## Set task
Print out each entry below exactly, please.

···

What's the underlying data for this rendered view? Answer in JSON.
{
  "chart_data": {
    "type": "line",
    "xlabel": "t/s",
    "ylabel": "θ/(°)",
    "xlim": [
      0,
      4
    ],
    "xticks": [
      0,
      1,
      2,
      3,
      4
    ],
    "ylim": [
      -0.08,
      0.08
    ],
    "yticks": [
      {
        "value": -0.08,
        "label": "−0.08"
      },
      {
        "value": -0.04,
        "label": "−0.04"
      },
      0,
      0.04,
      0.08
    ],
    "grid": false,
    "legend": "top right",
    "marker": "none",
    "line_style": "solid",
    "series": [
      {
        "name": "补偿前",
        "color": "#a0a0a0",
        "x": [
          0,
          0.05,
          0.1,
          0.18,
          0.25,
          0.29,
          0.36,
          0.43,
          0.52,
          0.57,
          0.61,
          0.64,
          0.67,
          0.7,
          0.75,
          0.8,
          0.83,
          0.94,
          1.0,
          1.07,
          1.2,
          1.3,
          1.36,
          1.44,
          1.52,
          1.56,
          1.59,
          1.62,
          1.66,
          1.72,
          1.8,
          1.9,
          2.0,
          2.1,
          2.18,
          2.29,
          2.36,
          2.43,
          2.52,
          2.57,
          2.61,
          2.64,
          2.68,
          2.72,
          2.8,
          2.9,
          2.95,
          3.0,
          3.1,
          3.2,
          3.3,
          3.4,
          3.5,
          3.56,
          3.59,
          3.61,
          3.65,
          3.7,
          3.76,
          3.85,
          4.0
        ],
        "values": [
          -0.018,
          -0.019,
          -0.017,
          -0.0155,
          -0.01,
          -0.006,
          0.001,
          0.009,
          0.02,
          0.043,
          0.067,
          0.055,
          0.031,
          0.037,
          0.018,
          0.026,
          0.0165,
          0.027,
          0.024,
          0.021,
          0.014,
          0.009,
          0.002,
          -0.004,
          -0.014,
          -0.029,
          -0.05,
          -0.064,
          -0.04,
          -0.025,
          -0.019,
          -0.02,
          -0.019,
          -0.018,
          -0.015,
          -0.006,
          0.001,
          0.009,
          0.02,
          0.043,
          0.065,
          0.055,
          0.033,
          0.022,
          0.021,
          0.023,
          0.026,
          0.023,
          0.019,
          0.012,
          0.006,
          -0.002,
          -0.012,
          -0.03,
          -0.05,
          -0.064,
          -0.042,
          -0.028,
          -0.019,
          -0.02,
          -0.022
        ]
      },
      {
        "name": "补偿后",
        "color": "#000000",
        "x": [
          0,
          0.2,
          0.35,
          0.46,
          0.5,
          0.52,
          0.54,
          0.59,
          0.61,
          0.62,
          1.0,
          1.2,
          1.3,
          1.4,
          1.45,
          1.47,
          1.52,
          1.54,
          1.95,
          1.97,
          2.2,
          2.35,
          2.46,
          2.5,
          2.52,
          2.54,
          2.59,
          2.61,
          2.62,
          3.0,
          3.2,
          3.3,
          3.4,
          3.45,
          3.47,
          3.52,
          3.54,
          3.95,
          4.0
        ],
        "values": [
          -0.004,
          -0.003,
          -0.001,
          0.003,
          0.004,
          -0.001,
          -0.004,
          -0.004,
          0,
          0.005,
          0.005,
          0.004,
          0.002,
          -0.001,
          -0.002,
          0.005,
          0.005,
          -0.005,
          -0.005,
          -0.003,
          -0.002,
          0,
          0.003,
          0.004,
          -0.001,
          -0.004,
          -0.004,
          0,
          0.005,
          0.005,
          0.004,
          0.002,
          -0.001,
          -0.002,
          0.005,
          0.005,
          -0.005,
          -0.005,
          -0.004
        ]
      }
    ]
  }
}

···

## Written reply
What's the underlying data for this rendered view? Answer in JSON.
{
  "chart_data": {
    "type": "line",
    "xlabel": "t/s",
    "ylabel": "θ/(°)",
    "xlim": [
      0,
      4
    ],
    "xticks": [
      0,
      1,
      2,
      3,
      4
    ],
    "ylim": [
      -0.08,
      0.08
    ],
    "yticks": [
      {
        "value": -0.08,
        "label": "−0.08"
      },
      {
        "value": -0.04,
        "label": "−0.04"
      },
      0,
      0.04,
      0.08
    ],
    "grid": false,
    "legend": "top right",
    "marker": "none",
    "line_style": "solid",
    "series": [
      {
        "name": "补偿前",
        "color": "#a0a0a0",
        "x": [
          0,
          0.05,
          0.1,
          0.18,
          0.25,
          0.29,
          0.36,
          0.43,
          0.52,
          0.57,
          0.61,
          0.64,
          0.67,
          0.7,
          0.75,
          0.8,
          0.83,
          0.94,
          1.0,
          1.07,
          1.2,
          1.3,
          1.36,
          1.44,
          1.52,
          1.56,
          1.59,
          1.62,
          1.66,
          1.72,
          1.8,
          1.9,
          2.0,
          2.1,
          2.18,
          2.29,
          2.36,
          2.43,
          2.52,
          2.57,
          2.61,
          2.64,
          2.68,
          2.72,
          2.8,
          2.9,
          2.95,
          3.0,
          3.1,
          3.2,
          3.3,
          3.4,
          3.5,
          3.56,
          3.59,
          3.61,
          3.65,
          3.7,
          3.76,
          3.85,
          4.0
        ],
        "values": [
          -0.018,
          -0.019,
          -0.017,
          -0.0155,
          -0.01,
          -0.006,
          0.001,
          0.009,
          0.02,
          0.043,
          0.067,
          0.055,
          0.031,
          0.037,
          0.018,
          0.026,
          0.0165,
          0.027,
          0.024,
          0.021,
          0.014,
          0.009,
          0.002,
          -0.004,
          -0.014,
          -0.029,
          -0.05,
          -0.064,
          -0.04,
          -0.025,
          -0.019,
          -0.02,
          -0.019,
          -0.018,
          -0.015,
          -0.006,
          0.001,
          0.009,
          0.02,
          0.043,
          0.065,
          0.055,
          0.033,
          0.022,
          0.021,
          0.023,
          0.026,
          0.023,
          0.019,
          0.012,
          0.006,
          -0.002,
          -0.012,
          -0.03,
          -0.05,
          -0.064,
          -0.042,
          -0.028,
          -0.019,
          -0.02,
          -0.022
        ]
      },
      {
        "name": "补偿后",
        "color": "#000000",
        "x": [
          0,
          0.2,
          0.35,
          0.46,
          0.5,
          0.52,
          0.54,
          0.59,
          0.61,
          0.62,
          1.0,
          1.2,
          1.3,
          1.4,
          1.45,
          1.47,
          1.52,
          1.54,
          1.95,
          1.97,
          2.2,
          2.35,
          2.46,
          2.5,
          2.52,
          2.54,
          2.59,
          2.61,
          2.62,
          3.0,
          3.2,
          3.3,
          3.4,
          3.45,
          3.47,
          3.52,
          3.54,
          3.95,
          4.0
        ],
        "values": [
          -0.004,
          -0.003,
          -0.001,
          0.003,
          0.004,
          -0.001,
          -0.004,
          -0.004,
          0,
          0.005,
          0.005,
          0.004,
          0.002,
          -0.001,
          -0.002,
          0.005,
          0.005,
          -0.005,
          -0.005,
          -0.003,
          -0.002,
          0,
          0.003,
          0.004,
          -0.001,
          -0.004,
          -0.004,
          0,
          0.005,
          0.005,
          0.004,
          0.002,
          -0.001,
          -0.002,
          0.005,
          0.005,
          -0.005,
          -0.005,
          -0.004
        ]
      }
    ]
  }
}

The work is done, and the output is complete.